Aim: Without skipping anything, write out each record below exactly.

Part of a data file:
● ● ●
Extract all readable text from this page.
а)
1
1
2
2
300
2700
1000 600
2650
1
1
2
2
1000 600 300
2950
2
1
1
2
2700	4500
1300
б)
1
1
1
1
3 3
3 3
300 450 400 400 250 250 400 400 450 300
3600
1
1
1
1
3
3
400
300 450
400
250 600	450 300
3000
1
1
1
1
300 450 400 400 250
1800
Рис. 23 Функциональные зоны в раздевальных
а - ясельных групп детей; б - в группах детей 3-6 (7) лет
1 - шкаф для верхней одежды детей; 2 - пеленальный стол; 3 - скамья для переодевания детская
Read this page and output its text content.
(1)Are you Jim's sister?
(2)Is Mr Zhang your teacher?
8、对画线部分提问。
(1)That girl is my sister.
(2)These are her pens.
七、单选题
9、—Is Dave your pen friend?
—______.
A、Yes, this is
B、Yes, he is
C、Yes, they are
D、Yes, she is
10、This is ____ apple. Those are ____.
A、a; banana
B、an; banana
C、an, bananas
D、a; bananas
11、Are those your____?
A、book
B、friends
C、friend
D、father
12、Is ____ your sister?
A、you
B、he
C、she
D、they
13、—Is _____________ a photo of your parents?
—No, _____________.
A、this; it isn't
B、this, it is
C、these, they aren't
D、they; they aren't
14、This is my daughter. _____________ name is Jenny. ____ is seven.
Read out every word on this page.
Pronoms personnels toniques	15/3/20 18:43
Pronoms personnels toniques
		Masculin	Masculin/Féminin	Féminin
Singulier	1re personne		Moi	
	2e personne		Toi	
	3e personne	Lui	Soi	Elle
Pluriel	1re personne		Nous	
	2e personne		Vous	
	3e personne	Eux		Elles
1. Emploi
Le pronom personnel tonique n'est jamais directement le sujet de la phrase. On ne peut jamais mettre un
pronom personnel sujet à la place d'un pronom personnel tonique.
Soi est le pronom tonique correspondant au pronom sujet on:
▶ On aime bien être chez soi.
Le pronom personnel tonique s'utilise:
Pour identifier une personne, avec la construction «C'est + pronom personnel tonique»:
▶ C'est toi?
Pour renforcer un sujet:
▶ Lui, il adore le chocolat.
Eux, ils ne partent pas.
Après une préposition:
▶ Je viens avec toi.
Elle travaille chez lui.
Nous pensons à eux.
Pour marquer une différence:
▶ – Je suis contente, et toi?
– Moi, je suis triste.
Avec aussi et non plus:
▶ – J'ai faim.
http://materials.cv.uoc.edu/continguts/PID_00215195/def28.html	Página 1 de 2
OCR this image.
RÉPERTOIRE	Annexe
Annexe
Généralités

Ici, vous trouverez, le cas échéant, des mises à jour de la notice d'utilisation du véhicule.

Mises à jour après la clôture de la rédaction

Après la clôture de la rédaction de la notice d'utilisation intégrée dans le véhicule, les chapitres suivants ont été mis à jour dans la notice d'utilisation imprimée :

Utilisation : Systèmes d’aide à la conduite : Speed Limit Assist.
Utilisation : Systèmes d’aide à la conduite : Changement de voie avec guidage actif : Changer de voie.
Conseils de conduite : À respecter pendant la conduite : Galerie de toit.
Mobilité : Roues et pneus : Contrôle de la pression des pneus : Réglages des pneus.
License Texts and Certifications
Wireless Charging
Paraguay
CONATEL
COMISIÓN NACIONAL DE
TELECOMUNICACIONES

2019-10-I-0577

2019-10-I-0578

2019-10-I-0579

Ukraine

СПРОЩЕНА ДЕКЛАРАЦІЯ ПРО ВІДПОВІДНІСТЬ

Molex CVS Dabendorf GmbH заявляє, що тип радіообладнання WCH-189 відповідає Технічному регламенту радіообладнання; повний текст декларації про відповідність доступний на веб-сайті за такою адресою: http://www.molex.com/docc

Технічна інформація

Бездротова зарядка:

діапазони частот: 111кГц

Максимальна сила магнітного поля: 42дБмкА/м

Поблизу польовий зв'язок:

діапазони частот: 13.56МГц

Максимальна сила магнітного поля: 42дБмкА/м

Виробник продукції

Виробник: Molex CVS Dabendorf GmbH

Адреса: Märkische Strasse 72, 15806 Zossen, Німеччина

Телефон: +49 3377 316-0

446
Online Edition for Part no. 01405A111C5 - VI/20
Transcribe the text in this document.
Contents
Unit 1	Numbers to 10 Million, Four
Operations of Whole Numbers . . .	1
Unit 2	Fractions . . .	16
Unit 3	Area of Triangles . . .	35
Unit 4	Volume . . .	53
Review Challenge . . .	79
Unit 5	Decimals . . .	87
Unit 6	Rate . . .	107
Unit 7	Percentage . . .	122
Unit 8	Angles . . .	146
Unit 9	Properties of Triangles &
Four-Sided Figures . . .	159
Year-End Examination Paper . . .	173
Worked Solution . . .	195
● ● ●
Answer to the problem:
Extract all readable text from this page.
а)
1
1
2
2
300
2700
1000 600
2650
1
1
2
2
1000 600 300
2950
2
1
1
2
2700	4500
1300
б)
1
1
1
1
3 3
3 3
300 450 400 400 250 250 400 400 450 300
3600
1
1
1
1
3
3
400
300 450
400
250 600	450 300
3000
1
1
1
1
300 450 400 400 250
1800
Рис. 23 Функциональные зоны в раздевальных
а - ясельных групп детей; б - в группах детей 3-6 (7) лет
1 - шкаф для верхней одежды детей; 2 - пеленальный стол; 3 - скамья для переодевания детская
Read this page and output its text content.
(1)Are you Jim's sister?
(2)Is Mr Zhang your teacher?
8、对画线部分提问。
(1)That girl is my sister.
(2)These are her pens.
七、单选题
9、—Is Dave your pen friend?
—______.
A、Yes, this is
B、Yes, he is
C、Yes, they are
D、Yes, she is
10、This is ____ apple. Those are ____.
A、a; banana
B、an; banana
C、an, bananas
D、a; bananas
11、Are those your____?
A、book
B、friends
C、friend
D、father
12、Is ____ your sister?
A、you
B、he
C、she
D、they
13、—Is _____________ a photo of your parents?
—No, _____________.
A、this; it isn't
B、this, it is
C、these, they aren't
D、they; they aren't
14、This is my daughter. _____________ name is Jenny. ____ is seven.
Read out every word on this page.
Pronoms personnels toniques	15/3/20 18:43
Pronoms personnels toniques
		Masculin	Masculin/Féminin	Féminin
Singulier	1re personne		Moi	
	2e personne		Toi	
	3e personne	Lui	Soi	Elle
Pluriel	1re personne		Nous	
	2e personne		Vous	
	3e personne	Eux		Elles
1. Emploi
Le pronom personnel tonique n'est jamais directement le sujet de la phrase. On ne peut jamais mettre un
pronom personnel sujet à la place d'un pronom personnel tonique.
Soi est le pronom tonique correspondant au pronom sujet on:
▶ On aime bien être chez soi.
Le pronom personnel tonique s'utilise:
Pour identifier une personne, avec la construction «C'est + pronom personnel tonique»:
▶ C'est toi?
Pour renforcer un sujet:
▶ Lui, il adore le chocolat.
Eux, ils ne partent pas.
Après une préposition:
▶ Je viens avec toi.
Elle travaille chez lui.
Nous pensons à eux.
Pour marquer une différence:
▶ – Je suis contente, et toi?
– Moi, je suis triste.
Avec aussi et non plus:
▶ – J'ai faim.
http://materials.cv.uoc.edu/continguts/PID_00215195/def28.html	Página 1 de 2
OCR this image.
RÉPERTOIRE	Annexe
Annexe
Généralités

Ici, vous trouverez, le cas échéant, des mises à jour de la notice d'utilisation du véhicule.

Mises à jour après la clôture de la rédaction

Après la clôture de la rédaction de la notice d'utilisation intégrée dans le véhicule, les chapitres suivants ont été mis à jour dans la notice d'utilisation imprimée :

Utilisation : Systèmes d’aide à la conduite : Speed Limit Assist.
Utilisation : Systèmes d’aide à la conduite : Changement de voie avec guidage actif : Changer de voie.
Conseils de conduite : À respecter pendant la conduite : Galerie de toit.
Mobilité : Roues et pneus : Contrôle de la pression des pneus : Réglages des pneus.
License Texts and Certifications
Wireless Charging
Paraguay
CONATEL
COMISIÓN NACIONAL DE
TELECOMUNICACIONES

2019-10-I-0577

2019-10-I-0578

2019-10-I-0579

Ukraine

СПРОЩЕНА ДЕКЛАРАЦІЯ ПРО ВІДПОВІДНІСТЬ

Molex CVS Dabendorf GmbH заявляє, що тип радіообладнання WCH-189 відповідає Технічному регламенту радіообладнання; повний текст декларації про відповідність доступний на веб-сайті за такою адресою: http://www.molex.com/docc

Технічна інформація

Бездротова зарядка:

діапазони частот: 111кГц

Максимальна сила магнітного поля: 42дБмкА/м

Поблизу польовий зв'язок:

діапазони частот: 13.56МГц

Максимальна сила магнітного поля: 42дБмкА/м

Виробник продукції

Виробник: Molex CVS Dabendorf GmbH

Адреса: Märkische Strasse 72, 15806 Zossen, Німеччина

Телефон: +49 3377 316-0

446
Online Edition for Part no. 01405A111C5 - VI/20
Transcribe the text in this document.
Contents
Unit 1	Numbers to 10 Million, Four
Operations of Whole Numbers . . .	1
Unit 2	Fractions . . .	16
Unit 3	Area of Triangles . . .	35
Unit 4	Volume . . .	53
Review Challenge . . .	79
Unit 5	Decimals . . .	87
Unit 6	Rate . . .	107
Unit 7	Percentage . . .	122
Unit 8	Angles . . .	146
Unit 9	Properties of Triangles &
Four-Sided Figures . . .	159
Year-End Examination Paper . . .	173
Worked Solution . . .	195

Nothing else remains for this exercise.